Retype all of the entries word for word.

**PROVIDED INFORMATION**:

- - -

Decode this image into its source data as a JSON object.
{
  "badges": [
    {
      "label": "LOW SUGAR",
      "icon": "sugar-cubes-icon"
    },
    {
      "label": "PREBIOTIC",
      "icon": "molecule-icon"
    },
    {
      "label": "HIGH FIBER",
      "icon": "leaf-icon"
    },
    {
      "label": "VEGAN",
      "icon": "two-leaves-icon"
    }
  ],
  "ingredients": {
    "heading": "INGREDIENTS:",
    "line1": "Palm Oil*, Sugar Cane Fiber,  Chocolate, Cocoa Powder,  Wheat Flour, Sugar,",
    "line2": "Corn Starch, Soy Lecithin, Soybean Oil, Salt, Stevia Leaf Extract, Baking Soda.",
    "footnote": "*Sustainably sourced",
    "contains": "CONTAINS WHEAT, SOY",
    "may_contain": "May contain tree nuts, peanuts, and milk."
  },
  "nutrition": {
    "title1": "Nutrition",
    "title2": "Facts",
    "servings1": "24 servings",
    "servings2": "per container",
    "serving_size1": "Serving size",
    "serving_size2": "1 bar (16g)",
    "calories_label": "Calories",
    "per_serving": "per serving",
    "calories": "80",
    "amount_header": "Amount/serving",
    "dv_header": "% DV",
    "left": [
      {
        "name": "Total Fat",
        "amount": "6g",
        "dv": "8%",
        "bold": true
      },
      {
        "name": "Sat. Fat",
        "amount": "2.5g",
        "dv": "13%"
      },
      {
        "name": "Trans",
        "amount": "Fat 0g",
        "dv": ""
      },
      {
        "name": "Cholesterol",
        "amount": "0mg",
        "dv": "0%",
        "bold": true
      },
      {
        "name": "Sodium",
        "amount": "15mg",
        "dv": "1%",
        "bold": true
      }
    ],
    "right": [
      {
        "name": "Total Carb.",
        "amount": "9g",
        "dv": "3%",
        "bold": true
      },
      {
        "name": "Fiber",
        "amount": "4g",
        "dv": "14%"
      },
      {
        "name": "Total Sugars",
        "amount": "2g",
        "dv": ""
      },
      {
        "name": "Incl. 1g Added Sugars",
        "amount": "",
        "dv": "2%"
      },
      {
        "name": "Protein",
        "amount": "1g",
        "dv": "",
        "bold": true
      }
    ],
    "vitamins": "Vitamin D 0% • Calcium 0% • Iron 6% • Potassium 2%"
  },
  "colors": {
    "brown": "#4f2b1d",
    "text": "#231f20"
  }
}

- - -

**RESULT OF THE EXERCISE**:
Decode this image into its source data as a JSON object.
{
  "badges": [
    {
      "label": "LOW SUGAR",
      "icon": "sugar-cubes-icon"
    },
    {
      "label": "PREBIOTIC",
      "icon": "molecule-icon"
    },
    {
      "label": "HIGH FIBER",
      "icon": "leaf-icon"
    },
    {
      "label": "VEGAN",
      "icon": "two-leaves-icon"
    }
  ],
  "ingredients": {
    "heading": "INGREDIENTS:",
    "line1": "Palm Oil*, Sugar Cane Fiber,  Chocolate, Cocoa Powder,  Wheat Flour, Sugar,",
    "line2": "Corn Starch, Soy Lecithin, Soybean Oil, Salt, Stevia Leaf Extract, Baking Soda.",
    "footnote": "*Sustainably sourced",
    "contains": "CONTAINS WHEAT, SOY",
    "may_contain": "May contain tree nuts, peanuts, and milk."
  },
  "nutrition": {
    "title1": "Nutrition",
    "title2": "Facts",
    "servings1": "24 servings",
    "servings2": "per container",
    "serving_size1": "Serving size",
    "serving_size2": "1 bar (16g)",
    "calories_label": "Calories",
    "per_serving": "per serving",
    "calories": "80",
    "amount_header": "Amount/serving",
    "dv_header": "% DV",
    "left": [
      {
        "name": "Total Fat",
        "amount": "6g",
        "dv": "8%",
        "bold": true
      },
      {
        "name": "Sat. Fat",
        "amount": "2.5g",
        "dv": "13%"
      },
      {
        "name": "Trans",
        "amount": "Fat 0g",
        "dv": ""
      },
      {
        "name": "Cholesterol",
        "amount": "0mg",
        "dv": "0%",
        "bold": true
      },
      {
        "name": "Sodium",
        "amount": "15mg",
        "dv": "1%",
        "bold": true
      }
    ],
    "right": [
      {
        "name": "Total Carb.",
        "amount": "9g",
        "dv": "3%",
        "bold": true
      },
      {
        "name": "Fiber",
        "amount": "4g",
        "dv": "14%"
      },
      {
        "name": "Total Sugars",
        "amount": "2g",
        "dv": ""
      },
      {
        "name": "Incl. 1g Added Sugars",
        "amount": "",
        "dv": "2%"
      },
      {
        "name": "Protein",
        "amount": "1g",
        "dv": "",
        "bold": true
      }
    ],
    "vitamins": "Vitamin D 0% • Calcium 0% • Iron 6% • Potassium 2%"
  },
  "colors": {
    "brown": "#4f2b1d",
    "text": "#231f20"
  }
}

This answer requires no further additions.